Dataset entries
######

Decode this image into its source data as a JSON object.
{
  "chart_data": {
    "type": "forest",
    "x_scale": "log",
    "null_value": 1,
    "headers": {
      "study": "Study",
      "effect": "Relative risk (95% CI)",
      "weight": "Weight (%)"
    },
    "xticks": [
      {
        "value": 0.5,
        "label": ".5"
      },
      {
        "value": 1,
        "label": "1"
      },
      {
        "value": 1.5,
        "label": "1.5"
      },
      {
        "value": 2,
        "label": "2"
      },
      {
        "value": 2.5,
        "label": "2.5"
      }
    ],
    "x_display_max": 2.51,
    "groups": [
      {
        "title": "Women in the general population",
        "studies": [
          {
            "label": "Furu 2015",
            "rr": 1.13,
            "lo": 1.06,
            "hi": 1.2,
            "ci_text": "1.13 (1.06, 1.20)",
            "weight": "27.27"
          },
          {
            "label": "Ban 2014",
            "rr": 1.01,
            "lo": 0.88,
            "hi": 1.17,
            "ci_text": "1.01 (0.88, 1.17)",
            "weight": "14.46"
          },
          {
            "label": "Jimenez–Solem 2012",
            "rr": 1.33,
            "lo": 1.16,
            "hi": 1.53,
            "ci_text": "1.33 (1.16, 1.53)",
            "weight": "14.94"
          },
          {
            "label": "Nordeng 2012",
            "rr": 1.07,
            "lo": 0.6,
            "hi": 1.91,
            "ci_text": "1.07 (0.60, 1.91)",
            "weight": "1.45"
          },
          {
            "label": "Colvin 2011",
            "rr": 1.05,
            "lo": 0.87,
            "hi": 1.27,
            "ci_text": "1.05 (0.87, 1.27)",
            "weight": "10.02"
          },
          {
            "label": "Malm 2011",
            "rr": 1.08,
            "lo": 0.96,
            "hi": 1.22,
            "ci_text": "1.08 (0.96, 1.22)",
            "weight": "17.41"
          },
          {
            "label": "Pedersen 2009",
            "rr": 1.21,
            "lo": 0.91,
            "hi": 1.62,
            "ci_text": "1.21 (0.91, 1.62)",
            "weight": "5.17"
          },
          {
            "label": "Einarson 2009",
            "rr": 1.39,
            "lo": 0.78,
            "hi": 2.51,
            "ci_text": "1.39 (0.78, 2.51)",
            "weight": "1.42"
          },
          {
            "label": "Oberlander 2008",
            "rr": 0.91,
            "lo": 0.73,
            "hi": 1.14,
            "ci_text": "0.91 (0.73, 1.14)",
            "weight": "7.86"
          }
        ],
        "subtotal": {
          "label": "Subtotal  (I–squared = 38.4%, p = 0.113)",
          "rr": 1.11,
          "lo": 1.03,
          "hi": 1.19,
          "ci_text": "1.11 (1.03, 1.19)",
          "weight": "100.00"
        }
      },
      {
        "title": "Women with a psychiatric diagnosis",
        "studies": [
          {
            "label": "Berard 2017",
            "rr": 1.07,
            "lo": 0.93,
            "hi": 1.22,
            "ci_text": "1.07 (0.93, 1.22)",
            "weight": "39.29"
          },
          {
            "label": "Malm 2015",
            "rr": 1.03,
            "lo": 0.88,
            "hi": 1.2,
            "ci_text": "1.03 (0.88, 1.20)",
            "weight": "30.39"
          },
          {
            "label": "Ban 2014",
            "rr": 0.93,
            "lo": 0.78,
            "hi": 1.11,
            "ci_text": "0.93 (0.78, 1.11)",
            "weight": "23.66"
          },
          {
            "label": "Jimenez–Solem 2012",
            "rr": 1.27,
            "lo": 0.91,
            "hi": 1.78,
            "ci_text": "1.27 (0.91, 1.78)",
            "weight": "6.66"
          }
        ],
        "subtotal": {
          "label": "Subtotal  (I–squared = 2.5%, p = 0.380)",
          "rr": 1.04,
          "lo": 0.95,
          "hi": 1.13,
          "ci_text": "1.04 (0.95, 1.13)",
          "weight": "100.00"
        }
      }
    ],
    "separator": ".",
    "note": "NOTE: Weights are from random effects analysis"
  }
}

######

(JOB):
Out of the records, collect only those lines that contain the string "squared".

(TASK RESPONSE):
          "label": "Subtotal  (I–squared = 38.4%, p = 0.113)",
          "label": "Subtotal  (I–squared = 2.5%, p = 0.380)",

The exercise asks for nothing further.